[TE LEZEN FRAGMENT]:
· · · · · · ·
Digitale communicatie in versketen eindelijk goed geregeld
Het delen van data en unieke identificatie van locaties staat hoog op de agenda in de sector agrarisch & vers. Op het nationale GS1 congres op 6 oktober presenteert GS1 Nederland samen met de Fresh Upstream het splinternieuwe GLN-register (Global Location Number). Nog geen anderhalve week later gaat op het GS1 in Europe Regional Forum in Amsterdam een Europees project van start dat moet leiden tot verdere standaardisatie in de versketen. Philip den Ouden van Fresh Upstream en Mirjam Karmiggelt van GS1 Nederland bespreken samen de stand van zaken.
De stichting Fresh Upstream is vier jaar geleden opgericht om het delen van data in de agroketen te bevorderen. De standaarden van GS1 vormen het instrument daarvoor. “Wij zorgen ervoor dat de digitale communicatie eindelijk eens goed geregeld wordt”, verklaart voorzitter Philip den Ouden. “Dan gaat het om boeren, maar ook om de coöperaties en bedrijven die de producten van boeren verwerken. Deze laatste groep heeft de zaken aan de voorkant vaak al goed geregeld, want daar vindt de communicatie met retailers plaats. Maar dat geldt niet voor de achterkant waar de producten van de boeren binnenkomen.”
· · · · · · ·
[LIJST MET ITEMS]:
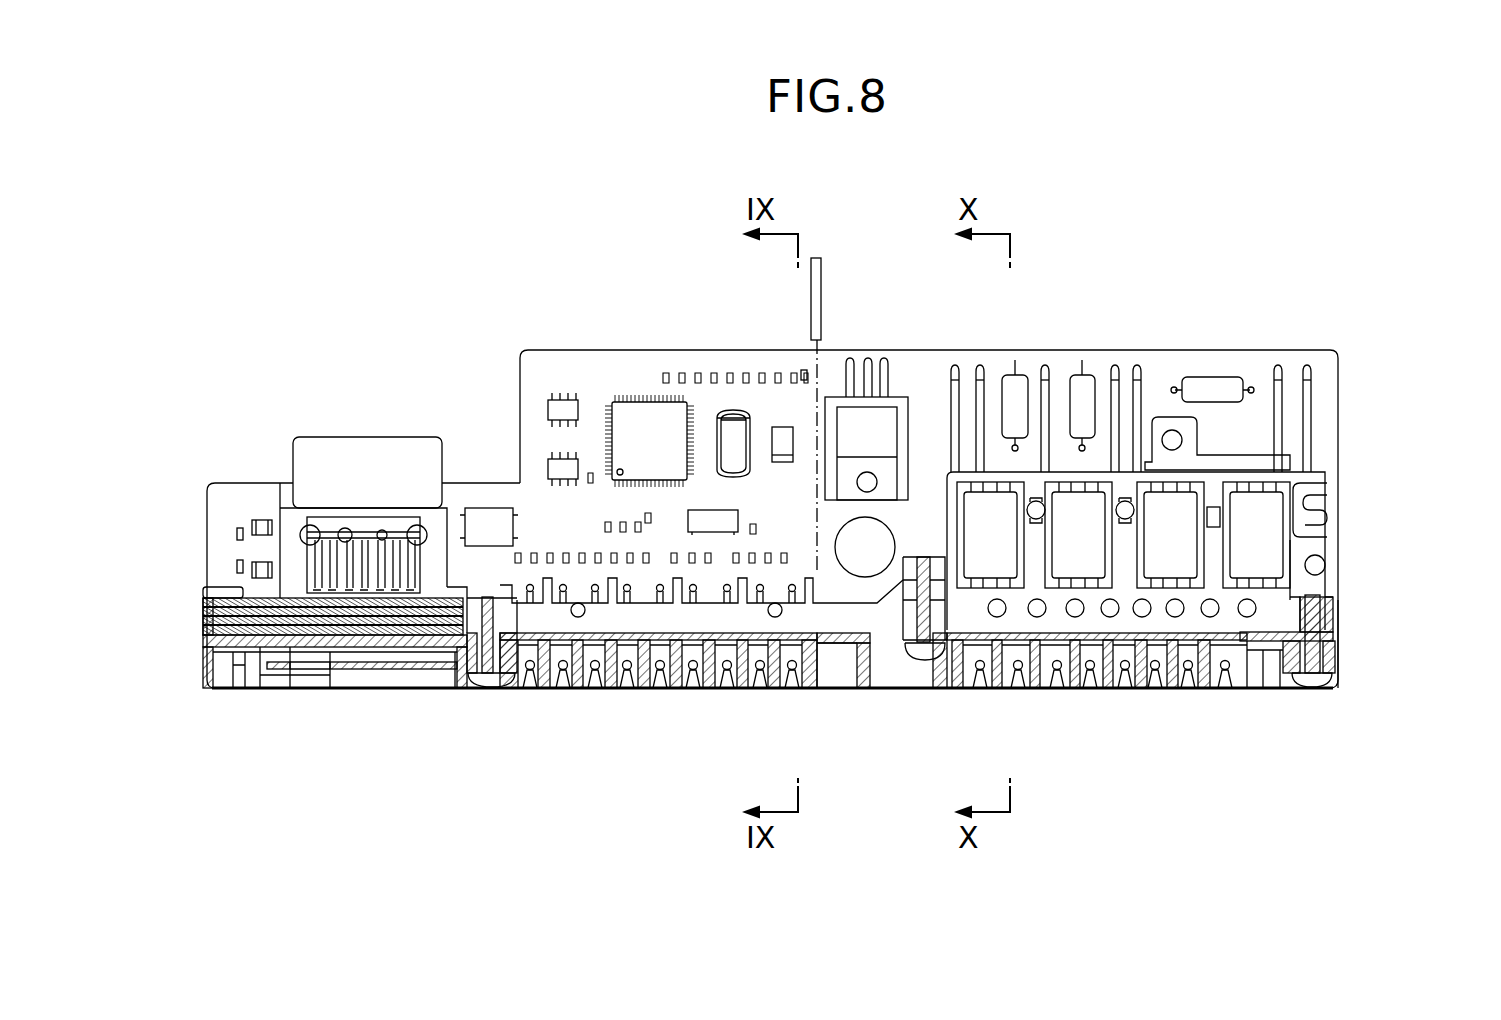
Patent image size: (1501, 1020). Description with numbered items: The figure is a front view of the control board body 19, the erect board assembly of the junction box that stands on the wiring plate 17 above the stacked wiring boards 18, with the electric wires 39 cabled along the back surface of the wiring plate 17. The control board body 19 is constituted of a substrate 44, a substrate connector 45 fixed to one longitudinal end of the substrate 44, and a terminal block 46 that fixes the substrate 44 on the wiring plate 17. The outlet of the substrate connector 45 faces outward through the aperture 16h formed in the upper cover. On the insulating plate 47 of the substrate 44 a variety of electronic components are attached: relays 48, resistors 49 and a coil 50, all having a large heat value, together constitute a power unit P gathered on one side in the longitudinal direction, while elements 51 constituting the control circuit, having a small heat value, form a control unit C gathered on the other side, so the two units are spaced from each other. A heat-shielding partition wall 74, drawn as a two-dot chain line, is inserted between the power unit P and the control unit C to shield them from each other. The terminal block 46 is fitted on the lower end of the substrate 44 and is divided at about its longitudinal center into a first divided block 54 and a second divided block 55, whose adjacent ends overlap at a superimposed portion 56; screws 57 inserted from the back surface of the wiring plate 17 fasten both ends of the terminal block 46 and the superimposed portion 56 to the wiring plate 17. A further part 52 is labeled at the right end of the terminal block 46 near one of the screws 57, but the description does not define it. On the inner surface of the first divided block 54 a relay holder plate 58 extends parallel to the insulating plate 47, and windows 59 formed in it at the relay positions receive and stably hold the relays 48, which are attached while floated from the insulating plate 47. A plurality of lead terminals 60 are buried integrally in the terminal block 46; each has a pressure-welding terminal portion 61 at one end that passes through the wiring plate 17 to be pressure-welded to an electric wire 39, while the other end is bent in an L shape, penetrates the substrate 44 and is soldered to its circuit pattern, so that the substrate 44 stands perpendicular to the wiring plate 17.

The aperture 16h is at (290, 488).
The wiring plate 17 is at (1345, 660).
The wiring boards 18 is at (200, 600).
The control board body 19 is at (1053, 337).
The electric wires 39 is at (373, 672).
The substrate 44 is at (1165, 387).
The substrate connector 45 is at (285, 567).
The terminal block 46 is at (1347, 643).
The insulating plate 47 is at (930, 367).
The relays 48 is at (1180, 515).
The resistors 49 is at (1022, 372).
The coil 50 is at (880, 542).
The elements 51 is at (780, 432).
The nut insert 52 is at (1262, 636).
The first divided block 54 is at (953, 610).
The second divided block 55 is at (650, 620).
The superimposed portion 56 is at (878, 620).
The screws 57 is at (490, 685).
The relay holder plate 58 is at (1212, 477).
The windows 59 is at (1193, 558).
The lead terminals 60 is at (563, 607).
The pressure-welding terminal portion 61 is at (730, 672).
The heat-shielding partition wall 74 is at (822, 315).
The control unit C is at (613, 388).
The power unit P is at (1220, 418).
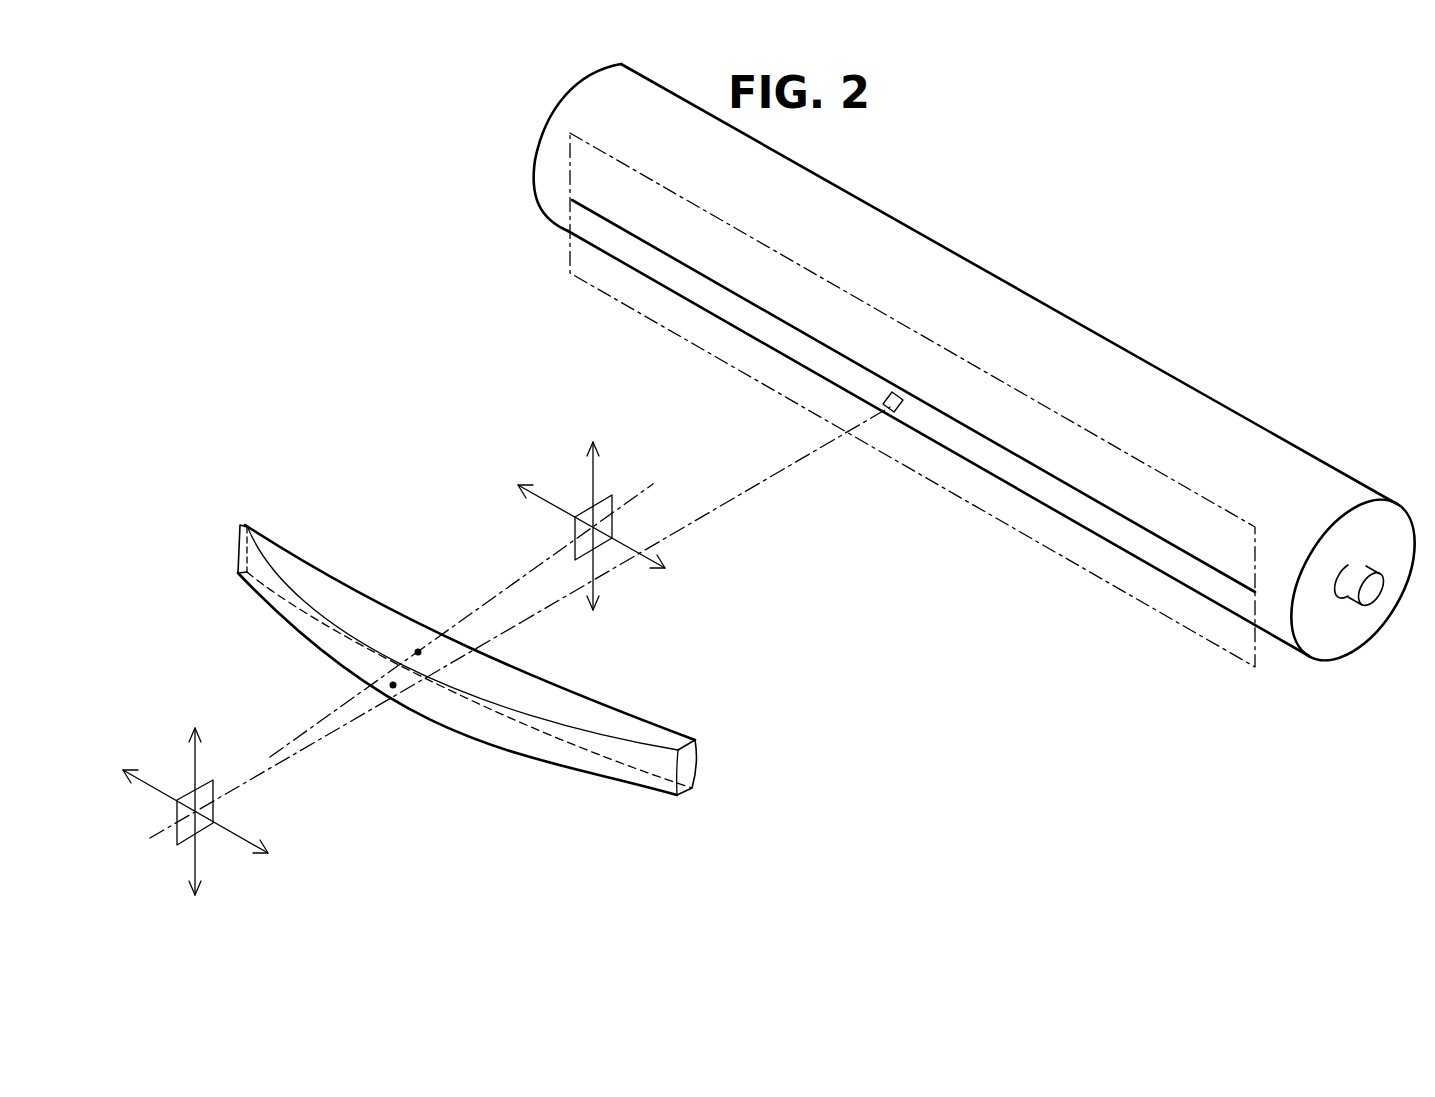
· · · · · · ·
[OPDRACHTEN]:
a – Kun je uit de tekst over digitale communicatie in de versketen het stuk overschrijven dat begint bij "Digitale communicatie in" en eindigt bij "stand van zaken."?
b – Kun je de tekst over digitale communicatie in de versketen voortzetten, aansluitend op de laatste zin die er staat?

[ANTWOORDEN PER OPDRACHT]:
a –
Digitale communicatie in versketen eindelijk goed geregeld
Het delen van data en unieke identificatie van locaties staat hoog op de agenda in de sector agrarisch & vers. Op het nationale GS1 congres op 6 oktober presenteert GS1 Nederland samen met de Fresh Upstream het splinternieuwe GLN-register (Global Location Number). Nog geen anderhalve week later gaat op het GS1 in Europe Regional Forum in Amsterdam een Europees project van start dat moet leiden tot verdere standaardisatie in de versketen. Philip den Ouden van Fresh Upstream en Mirjam Karmiggelt van GS1 Nederland bespreken samen de stand van zaken.

b –
CEO Mirjam Karmiggelt van GS1 Nederland vult Den Ouden aan: “GS1 is van oudsher heel erg sterk gericht op het deel van de keten tussen producent en retailer, maar de keten start natuurlijk veel eerder. Het antwoord op alle vraagstukken van dit moment start met data uit het begin van die keten, of het nu gaat diergezondheid, voedselveiligheid, grondstoffengebruik of de Farm to Fork Strategy uit de Green Deal, het grote plan waarmee Brussel de Europese economie wil verduurzamen. Als we data vanaf het begin door de agroketen willen laten stromen, zijn standaarden onmisbaar.”
Als we data vanaf het begin door de agroketen willen laten stromen, zijn standaarden onmisbaar
Mirjam Karmiggelt
CEO GS1 Nederland
Wat hebben jullie inmiddels bereikt?
Den Ouden: “Laten we voorop stellen dat we nog een lange weg te gaan hebben. Maar wat we in ieder geval hebben bereikt, is dat de bewustwording in de hele keten een stuk groter is geworden. Daarnaast hebben we met het GLN-register het eerste concrete product ontwikkeld. Dit is een register waarin alle primaire productiebedrijven worden vastgelegd met een unieke identificatiecode: het global location number (GLN) dat ook wel GS1 locatiecode wordt genoemd. In technisch opzicht is het product volledig gereed en klaar voor gebruik.”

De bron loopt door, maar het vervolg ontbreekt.